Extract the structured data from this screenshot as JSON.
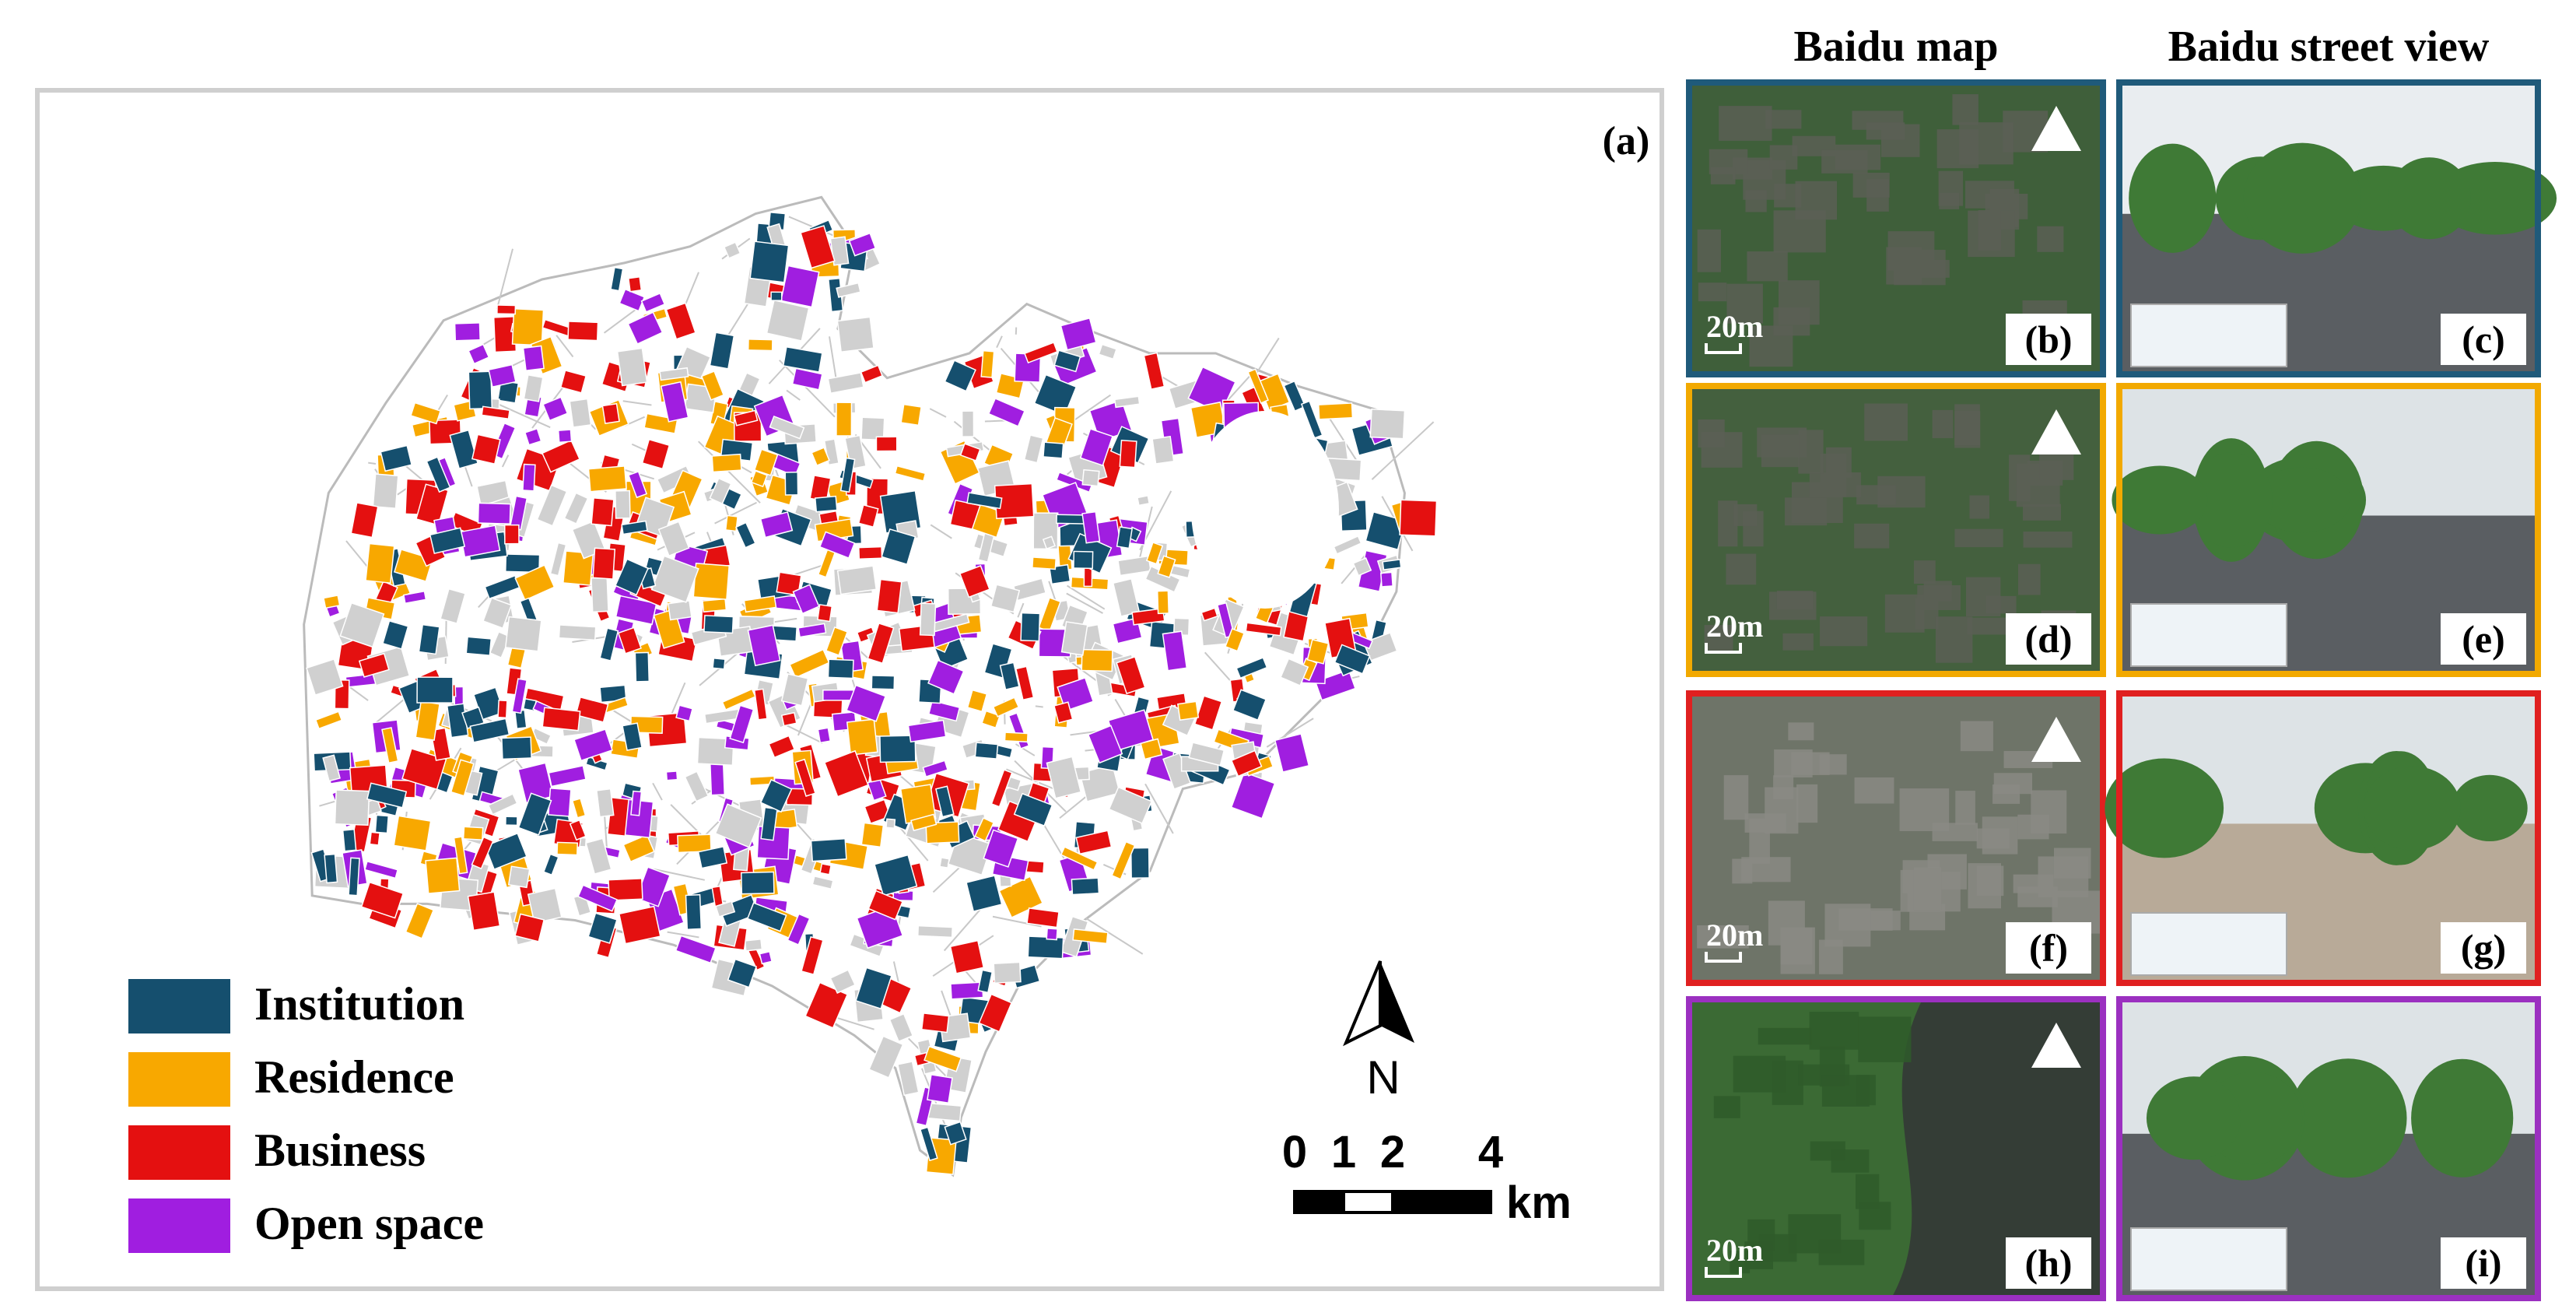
{
  "figure": {
    "panel_label": "(a)",
    "legend": [
      {
        "name": "Institution",
        "color": "#154f6e"
      },
      {
        "name": "Residence",
        "color": "#f8a800"
      },
      {
        "name": "Business",
        "color": "#e41010"
      },
      {
        "name": "Open space",
        "color": "#a01ee0"
      }
    ],
    "north": "N",
    "scale_bar": {
      "ticks": [
        0,
        1,
        2,
        4
      ],
      "unit": "km"
    },
    "columns": [
      "Baidu map",
      "Baidu street view"
    ],
    "rows": [
      {
        "color": "#1f5a7a",
        "map": {
          "label": "(b)",
          "scale": "20m"
        },
        "street": {
          "label": "(c)"
        }
      },
      {
        "color": "#f2a900",
        "map": {
          "label": "(d)",
          "scale": "20m"
        },
        "street": {
          "label": "(e)"
        }
      },
      {
        "color": "#e02020",
        "map": {
          "label": "(f)",
          "scale": "20m"
        },
        "street": {
          "label": "(g)"
        }
      },
      {
        "color": "#9b30c0",
        "map": {
          "label": "(h)",
          "scale": "20m"
        },
        "street": {
          "label": "(i)"
        }
      }
    ]
  }
}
○ ○ ○ ○ ○ ○ ○
• OBJECTIVE:
Transcribe the full listing character for character. Pictures are excluded.

• CORRECT RESPONSE:
Extract the structured data from this screenshot as JSON.
{
  "figure": {
    "panel_label": "(a)",
    "legend": [
      {
        "name": "Institution",
        "color": "#154f6e"
      },
      {
        "name": "Residence",
        "color": "#f8a800"
      },
      {
        "name": "Business",
        "color": "#e41010"
      },
      {
        "name": "Open space",
        "color": "#a01ee0"
      }
    ],
    "north": "N",
    "scale_bar": {
      "ticks": [
        0,
        1,
        2,
        4
      ],
      "unit": "km"
    },
    "columns": [
      "Baidu map",
      "Baidu street view"
    ],
    "rows": [
      {
        "color": "#1f5a7a",
        "map": {
          "label": "(b)",
          "scale": "20m"
        },
        "street": {
          "label": "(c)"
        }
      },
      {
        "color": "#f2a900",
        "map": {
          "label": "(d)",
          "scale": "20m"
        },
        "street": {
          "label": "(e)"
        }
      },
      {
        "color": "#e02020",
        "map": {
          "label": "(f)",
          "scale": "20m"
        },
        "street": {
          "label": "(g)"
        }
      },
      {
        "color": "#9b30c0",
        "map": {
          "label": "(h)",
          "scale": "20m"
        },
        "street": {
          "label": "(i)"
        }
      }
    ]
  }
}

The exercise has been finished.